• **Directions for this task**: Omit every picture while repeating the entries exactly.

• **Extracted records**:
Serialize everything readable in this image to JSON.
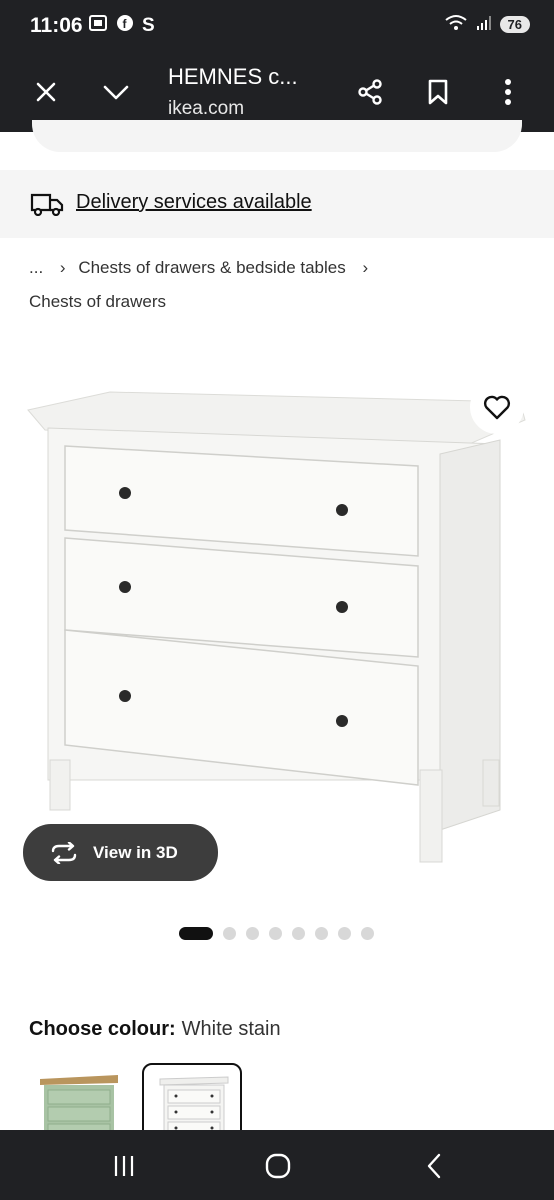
{
  "status": {
    "time": "11:06",
    "app_icons": [
      "screenshot-icon",
      "facebook-icon",
      "S"
    ],
    "battery": "76"
  },
  "browser": {
    "title": "HEMNES c...",
    "url": "ikea.com"
  },
  "delivery": {
    "text": "Delivery services available"
  },
  "breadcrumb": {
    "ellipsis": "...",
    "level1": "Chests of drawers & bedside tables",
    "level2": "Chests of drawers"
  },
  "product": {
    "view3d_label": "View in 3D",
    "images_count": 8,
    "active_image_index": 0
  },
  "colour": {
    "label": "Choose colour:",
    "value": "White stain",
    "options": [
      "green-stain",
      "white-stain"
    ],
    "selected": "white-stain"
  },
  "colors": {
    "bar": "#202124",
    "text": "#111111",
    "panel": "#f5f5f5",
    "view3d_bg": "#3d3d3d"
  }
}
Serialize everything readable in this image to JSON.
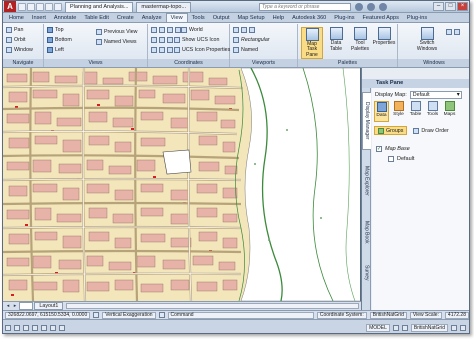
{
  "window": {
    "qat_logo": "A",
    "tab_planning": "Planning and Analysis...",
    "tab_doc": "mastermap-topo...",
    "search_placeholder": "Type a keyword or phrase"
  },
  "ribbon_tabs": [
    "Home",
    "Insert",
    "Annotate",
    "Table Edit",
    "Create",
    "Analyze",
    "View",
    "Tools",
    "Output",
    "Map Setup",
    "Help",
    "Autodesk 360",
    "Plug-ins",
    "Featured Apps",
    "Plug-ins"
  ],
  "ribbon_active_tab": "View",
  "navigate": {
    "label": "Navigate",
    "pan": "Pan",
    "orbit": "Orbit",
    "window": "Window"
  },
  "views": {
    "label": "Views",
    "top": "Top",
    "bottom": "Bottom",
    "left": "Left",
    "previous_view": "Previous View",
    "named_views": "Named Views"
  },
  "coordinates": {
    "label": "Coordinates",
    "world": "World",
    "show_ucs_icon": "Show UCS Icon",
    "ucs_icon_properties": "UCS Icon Properties"
  },
  "viewports": {
    "label": "Viewports",
    "rectangular": "Rectangular",
    "named": "Named"
  },
  "palettes": {
    "label": "Palettes",
    "map_task_pane": "Map Task Pane",
    "data_table": "Data Table",
    "tool_palettes": "Tool Palettes",
    "properties": "Properties"
  },
  "windows": {
    "label": "Windows",
    "switch_windows": "Switch Windows"
  },
  "layout_tabs": [
    "Layout1"
  ],
  "task_pane": {
    "title": "Task Pane",
    "side_tabs": [
      "Display Manager",
      "Map Explorer",
      "Map Book",
      "Survey"
    ],
    "display_map_label": "Display Map:",
    "display_map_value": "Default",
    "tools": [
      "Data",
      "Style",
      "Table",
      "Tools",
      "Maps"
    ],
    "groups_button": "Groups",
    "draw_order_button": "Draw Order",
    "tree": [
      {
        "label": "Map Base",
        "checked": true
      },
      {
        "label": "Default",
        "checked": false
      }
    ]
  },
  "command_line": {
    "coords": "326822.0697, 615150.5334, 0.0000",
    "vertical_exaggeration": "Vertical Exaggeration",
    "command": "Command",
    "coordinate_system": "Coordinate System:",
    "coordinate_system_value": "BritishNatGrid",
    "view_scale": "View Scale:",
    "view_scale_value": "4172.28",
    "model": "MODEL",
    "coord_system_short": "BritishNatGrid"
  }
}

• **Final answer**:
Serialize everything readable in this image to JSON.
{
  "status": {
    "time": "11:06",
    "app_icons": [
      "screenshot-icon",
      "facebook-icon",
      "S"
    ],
    "battery": "76"
  },
  "browser": {
    "title": "HEMNES c...",
    "url": "ikea.com"
  },
  "delivery": {
    "text": "Delivery services available"
  },
  "breadcrumb": {
    "ellipsis": "...",
    "level1": "Chests of drawers & bedside tables",
    "level2": "Chests of drawers"
  },
  "product": {
    "view3d_label": "View in 3D",
    "images_count": 8,
    "active_image_index": 0
  },
  "colour": {
    "label": "Choose colour:",
    "value": "White stain",
    "options": [
      "green-stain",
      "white-stain"
    ],
    "selected": "white-stain"
  },
  "colors": {
    "bar": "#202124",
    "text": "#111111",
    "panel": "#f5f5f5",
    "view3d_bg": "#3d3d3d"
  }
}
Serialize everything readable in this image to JSON.
{
  "window": {
    "qat_logo": "A",
    "tab_planning": "Planning and Analysis...",
    "tab_doc": "mastermap-topo...",
    "search_placeholder": "Type a keyword or phrase"
  },
  "ribbon_tabs": [
    "Home",
    "Insert",
    "Annotate",
    "Table Edit",
    "Create",
    "Analyze",
    "View",
    "Tools",
    "Output",
    "Map Setup",
    "Help",
    "Autodesk 360",
    "Plug-ins",
    "Featured Apps",
    "Plug-ins"
  ],
  "ribbon_active_tab": "View",
  "navigate": {
    "label": "Navigate",
    "pan": "Pan",
    "orbit": "Orbit",
    "window": "Window"
  },
  "views": {
    "label": "Views",
    "top": "Top",
    "bottom": "Bottom",
    "left": "Left",
    "previous_view": "Previous View",
    "named_views": "Named Views"
  },
  "coordinates": {
    "label": "Coordinates",
    "world": "World",
    "show_ucs_icon": "Show UCS Icon",
    "ucs_icon_properties": "UCS Icon Properties"
  },
  "viewports": {
    "label": "Viewports",
    "rectangular": "Rectangular",
    "named": "Named"
  },
  "palettes": {
    "label": "Palettes",
    "map_task_pane": "Map Task Pane",
    "data_table": "Data Table",
    "tool_palettes": "Tool Palettes",
    "properties": "Properties"
  },
  "windows": {
    "label": "Windows",
    "switch_windows": "Switch Windows"
  },
  "layout_tabs": [
    "Layout1"
  ],
  "task_pane": {
    "title": "Task Pane",
    "side_tabs": [
      "Display Manager",
      "Map Explorer",
      "Map Book",
      "Survey"
    ],
    "display_map_label": "Display Map:",
    "display_map_value": "Default",
    "tools": [
      "Data",
      "Style",
      "Table",
      "Tools",
      "Maps"
    ],
    "groups_button": "Groups",
    "draw_order_button": "Draw Order",
    "tree": [
      {
        "label": "Map Base",
        "checked": true
      },
      {
        "label": "Default",
        "checked": false
      }
    ]
  },
  "command_line": {
    "coords": "326822.0697, 615150.5334, 0.0000",
    "vertical_exaggeration": "Vertical Exaggeration",
    "command": "Command",
    "coordinate_system": "Coordinate System:",
    "coordinate_system_value": "BritishNatGrid",
    "view_scale": "View Scale:",
    "view_scale_value": "4172.28",
    "model": "MODEL",
    "coord_system_short": "BritishNatGrid"
  }
}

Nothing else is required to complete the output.